REQUIRED ACTION: The data must be reproduced verbatim; images are to be omitted.

RECORD EXCERPTS:
····················
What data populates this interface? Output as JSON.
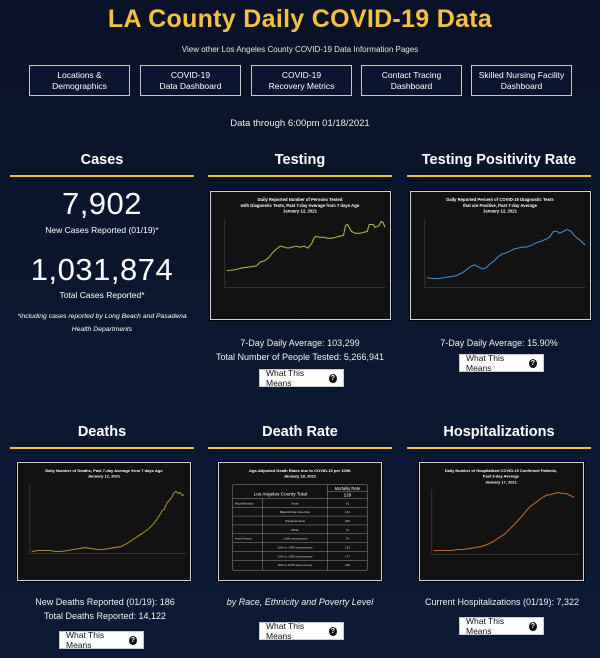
{
  "header": {
    "title": "LA County Daily COVID-19 Data",
    "subtitle": "View other Los Angeles County COVID-19 Data Information Pages",
    "data_through": "Data through 6:00pm 01/18/2021"
  },
  "nav": [
    {
      "label": "Locations &\nDemographics"
    },
    {
      "label": "COVID-19\nData Dashboard"
    },
    {
      "label": "COVID-19\nRecovery Metrics"
    },
    {
      "label": "Contact Tracing\nDashboard"
    },
    {
      "label": "Skilled Nursing Facility\nDashboard"
    }
  ],
  "cases": {
    "heading": "Cases",
    "new_cases": "7,902",
    "new_cases_label": "New Cases Reported (01/19)*",
    "total_cases": "1,031,874",
    "total_cases_label": "Total Cases Reported*",
    "footnote": "*including cases reported by Long Beach and Pasadena Health Departments"
  },
  "testing": {
    "heading": "Testing",
    "chart_title_1": "Daily Reported Number of Persons Tested",
    "chart_title_2": "with Diagnostic Tests, Past 7-day Average from 7 days Ago",
    "chart_title_3": "January 12, 2021",
    "avg": "7-Day Daily Average: 103,299",
    "total": "Total Number of People Tested: 5,266,941",
    "button": "What This Means"
  },
  "positivity": {
    "heading": "Testing Positivity Rate",
    "chart_title_1": "Daily Reported Percent of COVID-19 Diagnostic Tests",
    "chart_title_2": "that are Positive, Past 7-day Average",
    "chart_title_3": "January 12, 2021",
    "avg": "7-Day Daily Average: 15.90%",
    "button": "What This Means"
  },
  "deaths": {
    "heading": "Deaths",
    "chart_title_1": "Daily Number of Deaths, Past 7-day Average from 7 days Ago",
    "chart_title_2": "January 12, 2021",
    "new_deaths": "New Deaths Reported (01/19): 186",
    "total_deaths": "Total Deaths Reported: 14,122",
    "button": "What This Means"
  },
  "death_rate": {
    "heading": "Death Rate",
    "chart_title_1": "Age-Adjusted Death Rates due to COVID-19 per 100K",
    "chart_title_2": "January 18, 2021",
    "table_header_left": "Los Angeles County Total",
    "table_header_right": "Mortality Rate",
    "table_total": "129",
    "rows": [
      {
        "group": "Race/Ethnicity",
        "label": "Asian",
        "value": "91"
      },
      {
        "group": "",
        "label": "Black/African American",
        "value": "134"
      },
      {
        "group": "",
        "label": "Hispanic/Latino",
        "value": "200"
      },
      {
        "group": "",
        "label": "White",
        "value": "72"
      },
      {
        "group": "Area Poverty",
        "label": "<10% area poverty",
        "value": "76"
      },
      {
        "group": "",
        "label": "10% to <20% area poverty",
        "value": "133"
      },
      {
        "group": "",
        "label": "20% to <30% area poverty",
        "value": "177"
      },
      {
        "group": "",
        "label": "30% to 100% area poverty",
        "value": "246"
      }
    ],
    "caption": "by Race, Ethnicity and Poverty Level",
    "button": "What This Means"
  },
  "hospitalizations": {
    "heading": "Hospitalizations",
    "chart_title_1": "Daily Number of Hospitalized COVID-19 Confirmed Patients,",
    "chart_title_2": "Past 3-day Average",
    "chart_title_3": "January 17, 2021",
    "current": "Current Hospitalizations (01/19): 7,322",
    "button": "What This Means"
  },
  "colors": {
    "accent": "#f6c143",
    "testing_line": "#a9b446",
    "positivity_line": "#3a8fd6",
    "deaths_line": "#a38a2c",
    "hosp_line": "#c4682c"
  },
  "icons": {
    "help": "question-circle-icon"
  }
}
····················
REPLY:
What data populates this interface? Output as JSON.
{
  "header": {
    "title": "LA County Daily COVID-19 Data",
    "subtitle": "View other Los Angeles County COVID-19 Data Information Pages",
    "data_through": "Data through 6:00pm 01/18/2021"
  },
  "nav": [
    {
      "label": "Locations &\nDemographics"
    },
    {
      "label": "COVID-19\nData Dashboard"
    },
    {
      "label": "COVID-19\nRecovery Metrics"
    },
    {
      "label": "Contact Tracing\nDashboard"
    },
    {
      "label": "Skilled Nursing Facility\nDashboard"
    }
  ],
  "cases": {
    "heading": "Cases",
    "new_cases": "7,902",
    "new_cases_label": "New Cases Reported (01/19)*",
    "total_cases": "1,031,874",
    "total_cases_label": "Total Cases Reported*",
    "footnote": "*including cases reported by Long Beach and Pasadena Health Departments"
  },
  "testing": {
    "heading": "Testing",
    "chart_title_1": "Daily Reported Number of Persons Tested",
    "chart_title_2": "with Diagnostic Tests, Past 7-day Average from 7 days Ago",
    "chart_title_3": "January 12, 2021",
    "avg": "7-Day Daily Average: 103,299",
    "total": "Total Number of People Tested: 5,266,941",
    "button": "What This Means"
  },
  "positivity": {
    "heading": "Testing Positivity Rate",
    "chart_title_1": "Daily Reported Percent of COVID-19 Diagnostic Tests",
    "chart_title_2": "that are Positive, Past 7-day Average",
    "chart_title_3": "January 12, 2021",
    "avg": "7-Day Daily Average: 15.90%",
    "button": "What This Means"
  },
  "deaths": {
    "heading": "Deaths",
    "chart_title_1": "Daily Number of Deaths, Past 7-day Average from 7 days Ago",
    "chart_title_2": "January 12, 2021",
    "new_deaths": "New Deaths Reported (01/19): 186",
    "total_deaths": "Total Deaths Reported: 14,122",
    "button": "What This Means"
  },
  "death_rate": {
    "heading": "Death Rate",
    "chart_title_1": "Age-Adjusted Death Rates due to COVID-19 per 100K",
    "chart_title_2": "January 18, 2021",
    "table_header_left": "Los Angeles County Total",
    "table_header_right": "Mortality Rate",
    "table_total": "129",
    "rows": [
      {
        "group": "Race/Ethnicity",
        "label": "Asian",
        "value": "91"
      },
      {
        "group": "",
        "label": "Black/African American",
        "value": "134"
      },
      {
        "group": "",
        "label": "Hispanic/Latino",
        "value": "200"
      },
      {
        "group": "",
        "label": "White",
        "value": "72"
      },
      {
        "group": "Area Poverty",
        "label": "<10% area poverty",
        "value": "76"
      },
      {
        "group": "",
        "label": "10% to <20% area poverty",
        "value": "133"
      },
      {
        "group": "",
        "label": "20% to <30% area poverty",
        "value": "177"
      },
      {
        "group": "",
        "label": "30% to 100% area poverty",
        "value": "246"
      }
    ],
    "caption": "by Race, Ethnicity and Poverty Level",
    "button": "What This Means"
  },
  "hospitalizations": {
    "heading": "Hospitalizations",
    "chart_title_1": "Daily Number of Hospitalized COVID-19 Confirmed Patients,",
    "chart_title_2": "Past 3-day Average",
    "chart_title_3": "January 17, 2021",
    "current": "Current Hospitalizations (01/19): 7,322",
    "button": "What This Means"
  },
  "colors": {
    "accent": "#f6c143",
    "testing_line": "#a9b446",
    "positivity_line": "#3a8fd6",
    "deaths_line": "#a38a2c",
    "hosp_line": "#c4682c"
  },
  "icons": {
    "help": "question-circle-icon"
  }
}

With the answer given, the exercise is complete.